# Given text:

[start]

[lustre-devel] [PATCH 11/31] lustre: lnet: Fix route hops print

Amir Shehata ashehata at whamcloud.com
Wed Aug 1 10:11:24 PDT 2018


Hi Neil,

Thanks for the explanation. 

Speaking specifically for LNet, I'm not sure it's feasible to remove the code from master repo. As I mentioned LNet is a common piece between both the client and server sides. Both of them rely on it. And I believe LNet is also used by DVS, which is a cray developed layer, I'm not very familiar with it. So just deleting it from the master repo I don't think would work.

Over the past years, there has been discussions about making it a standalone module that can be pulled in as a dependency. This approach makes a bit more sense to me.

What are your thoughts on that?

thanks
amir
________________________________________
From: NeilBrown [neilb at suse.com]
Sent: Tuesday, July 31, 2018 7:50 PM
To: Amir Shehata; James Simmons; Andreas Dilger; Oleg Drokin
Cc: Lustre Development List
Subject: RE: [PATCH 11/31] lustre: lnet: Fix route hops print

Hi Amir,
 I think I'm happy to let this slide.  I don't like magic numbers, but
 this one isn't important enough to justify the problems that might be
 caused by changing it.

[end]

# Data provided:
[start]

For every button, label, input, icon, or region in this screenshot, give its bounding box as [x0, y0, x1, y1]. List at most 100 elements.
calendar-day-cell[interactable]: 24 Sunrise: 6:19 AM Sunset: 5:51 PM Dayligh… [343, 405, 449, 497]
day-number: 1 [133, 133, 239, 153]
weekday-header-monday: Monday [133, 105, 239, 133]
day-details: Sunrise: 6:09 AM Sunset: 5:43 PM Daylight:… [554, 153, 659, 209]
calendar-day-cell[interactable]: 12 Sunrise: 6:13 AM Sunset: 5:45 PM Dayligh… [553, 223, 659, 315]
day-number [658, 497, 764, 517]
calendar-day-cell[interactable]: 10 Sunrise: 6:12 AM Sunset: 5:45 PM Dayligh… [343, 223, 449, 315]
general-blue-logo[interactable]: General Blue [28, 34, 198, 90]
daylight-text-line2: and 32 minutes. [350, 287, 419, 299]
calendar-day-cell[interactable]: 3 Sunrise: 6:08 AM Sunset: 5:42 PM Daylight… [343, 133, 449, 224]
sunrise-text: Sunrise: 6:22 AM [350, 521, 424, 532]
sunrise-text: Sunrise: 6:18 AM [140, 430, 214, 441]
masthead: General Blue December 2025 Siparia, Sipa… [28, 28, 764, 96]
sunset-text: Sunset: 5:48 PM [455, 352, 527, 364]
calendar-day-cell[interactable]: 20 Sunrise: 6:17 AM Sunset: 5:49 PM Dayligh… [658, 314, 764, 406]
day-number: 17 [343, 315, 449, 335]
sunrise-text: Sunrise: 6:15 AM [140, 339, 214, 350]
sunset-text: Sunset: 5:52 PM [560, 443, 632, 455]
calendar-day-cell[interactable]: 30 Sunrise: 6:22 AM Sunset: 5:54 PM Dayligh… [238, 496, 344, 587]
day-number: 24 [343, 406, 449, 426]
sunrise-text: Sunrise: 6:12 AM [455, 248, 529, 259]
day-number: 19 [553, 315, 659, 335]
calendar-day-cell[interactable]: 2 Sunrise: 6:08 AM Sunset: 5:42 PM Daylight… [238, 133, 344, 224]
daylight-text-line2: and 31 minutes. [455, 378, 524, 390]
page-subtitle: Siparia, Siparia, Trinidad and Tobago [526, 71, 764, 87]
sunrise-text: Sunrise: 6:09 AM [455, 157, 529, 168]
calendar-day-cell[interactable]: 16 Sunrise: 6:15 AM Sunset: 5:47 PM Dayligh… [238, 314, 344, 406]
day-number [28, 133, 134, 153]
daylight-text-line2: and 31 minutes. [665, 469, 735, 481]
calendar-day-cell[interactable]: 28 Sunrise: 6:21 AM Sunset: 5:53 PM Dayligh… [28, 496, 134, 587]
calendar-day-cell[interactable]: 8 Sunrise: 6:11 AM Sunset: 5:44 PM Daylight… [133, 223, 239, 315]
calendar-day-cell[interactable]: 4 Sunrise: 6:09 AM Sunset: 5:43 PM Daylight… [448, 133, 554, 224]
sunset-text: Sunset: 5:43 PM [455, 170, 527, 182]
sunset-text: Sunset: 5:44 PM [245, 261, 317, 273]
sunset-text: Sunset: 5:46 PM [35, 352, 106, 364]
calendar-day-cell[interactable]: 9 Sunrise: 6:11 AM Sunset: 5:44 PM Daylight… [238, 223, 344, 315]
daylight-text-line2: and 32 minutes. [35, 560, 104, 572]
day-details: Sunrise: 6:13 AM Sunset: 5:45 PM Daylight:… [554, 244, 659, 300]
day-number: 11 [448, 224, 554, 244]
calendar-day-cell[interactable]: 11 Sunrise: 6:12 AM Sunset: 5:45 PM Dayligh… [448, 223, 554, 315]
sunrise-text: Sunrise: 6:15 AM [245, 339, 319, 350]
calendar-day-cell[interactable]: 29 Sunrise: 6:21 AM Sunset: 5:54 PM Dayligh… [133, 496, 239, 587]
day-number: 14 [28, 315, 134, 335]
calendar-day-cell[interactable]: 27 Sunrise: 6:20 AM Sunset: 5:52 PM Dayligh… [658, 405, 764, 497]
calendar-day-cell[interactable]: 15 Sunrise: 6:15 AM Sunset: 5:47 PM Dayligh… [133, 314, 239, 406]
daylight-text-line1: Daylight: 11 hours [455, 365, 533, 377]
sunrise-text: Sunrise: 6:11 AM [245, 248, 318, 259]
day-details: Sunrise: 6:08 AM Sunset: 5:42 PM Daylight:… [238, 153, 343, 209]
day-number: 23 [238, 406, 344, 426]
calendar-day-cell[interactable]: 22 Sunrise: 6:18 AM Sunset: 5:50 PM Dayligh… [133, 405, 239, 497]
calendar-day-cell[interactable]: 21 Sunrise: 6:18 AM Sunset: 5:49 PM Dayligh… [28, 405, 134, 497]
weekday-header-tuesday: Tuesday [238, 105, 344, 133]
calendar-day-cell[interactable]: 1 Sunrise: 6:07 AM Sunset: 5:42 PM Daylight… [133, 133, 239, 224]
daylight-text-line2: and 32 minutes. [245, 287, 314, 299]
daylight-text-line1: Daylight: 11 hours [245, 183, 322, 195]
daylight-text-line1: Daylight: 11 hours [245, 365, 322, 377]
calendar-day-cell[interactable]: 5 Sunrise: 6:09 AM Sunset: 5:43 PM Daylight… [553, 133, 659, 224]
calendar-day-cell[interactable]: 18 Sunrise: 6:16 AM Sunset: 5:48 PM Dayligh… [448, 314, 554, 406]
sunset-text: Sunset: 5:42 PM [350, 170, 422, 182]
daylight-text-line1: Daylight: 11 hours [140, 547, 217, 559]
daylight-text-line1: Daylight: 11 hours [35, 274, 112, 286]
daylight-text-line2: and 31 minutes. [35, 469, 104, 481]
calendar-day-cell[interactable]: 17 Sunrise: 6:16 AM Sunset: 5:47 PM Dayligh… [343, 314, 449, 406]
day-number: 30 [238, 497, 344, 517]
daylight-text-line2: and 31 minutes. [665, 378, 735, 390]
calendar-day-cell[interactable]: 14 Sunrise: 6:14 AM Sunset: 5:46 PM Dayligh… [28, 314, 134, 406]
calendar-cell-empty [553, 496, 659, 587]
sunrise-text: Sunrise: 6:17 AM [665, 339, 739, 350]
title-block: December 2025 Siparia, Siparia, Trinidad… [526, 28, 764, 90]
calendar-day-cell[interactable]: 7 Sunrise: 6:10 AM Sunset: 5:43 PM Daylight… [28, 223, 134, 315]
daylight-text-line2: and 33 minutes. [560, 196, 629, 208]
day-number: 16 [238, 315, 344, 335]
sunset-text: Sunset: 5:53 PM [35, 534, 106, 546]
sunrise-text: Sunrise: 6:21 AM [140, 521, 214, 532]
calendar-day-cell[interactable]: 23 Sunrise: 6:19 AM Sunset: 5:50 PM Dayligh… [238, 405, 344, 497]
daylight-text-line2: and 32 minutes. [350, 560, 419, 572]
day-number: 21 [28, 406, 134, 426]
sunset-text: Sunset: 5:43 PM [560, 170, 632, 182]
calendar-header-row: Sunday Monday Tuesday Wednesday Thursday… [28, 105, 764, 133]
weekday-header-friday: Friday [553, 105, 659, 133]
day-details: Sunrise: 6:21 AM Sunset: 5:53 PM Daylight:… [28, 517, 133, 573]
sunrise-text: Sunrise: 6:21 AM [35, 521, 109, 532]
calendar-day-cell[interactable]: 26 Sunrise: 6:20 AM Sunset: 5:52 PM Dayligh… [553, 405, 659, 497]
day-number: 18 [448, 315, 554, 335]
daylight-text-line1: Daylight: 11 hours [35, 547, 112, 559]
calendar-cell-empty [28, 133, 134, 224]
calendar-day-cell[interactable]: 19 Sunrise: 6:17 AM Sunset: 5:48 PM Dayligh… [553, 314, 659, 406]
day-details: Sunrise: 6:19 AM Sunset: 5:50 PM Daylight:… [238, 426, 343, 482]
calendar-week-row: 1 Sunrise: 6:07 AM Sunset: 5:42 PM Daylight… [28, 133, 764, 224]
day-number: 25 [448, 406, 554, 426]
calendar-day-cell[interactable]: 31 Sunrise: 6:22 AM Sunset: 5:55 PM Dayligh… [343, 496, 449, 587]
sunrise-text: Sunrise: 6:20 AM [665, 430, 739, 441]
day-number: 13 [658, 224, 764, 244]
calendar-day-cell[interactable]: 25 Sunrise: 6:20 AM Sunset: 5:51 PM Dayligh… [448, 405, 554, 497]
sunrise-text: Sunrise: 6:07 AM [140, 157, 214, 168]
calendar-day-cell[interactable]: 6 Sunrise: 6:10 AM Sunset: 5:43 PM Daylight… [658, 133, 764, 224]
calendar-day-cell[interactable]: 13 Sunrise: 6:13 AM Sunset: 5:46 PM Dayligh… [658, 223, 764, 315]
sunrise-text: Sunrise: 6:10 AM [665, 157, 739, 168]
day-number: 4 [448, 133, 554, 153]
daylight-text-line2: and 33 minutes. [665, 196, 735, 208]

[end]

# Required work:
List every person named in the "To:" line of the quoted message in the thread about the route hops print patch. Answer using only the text on the page.

# Correct output:
Amir Shehata, James Simmons, Andreas Dilger, Oleg Drokin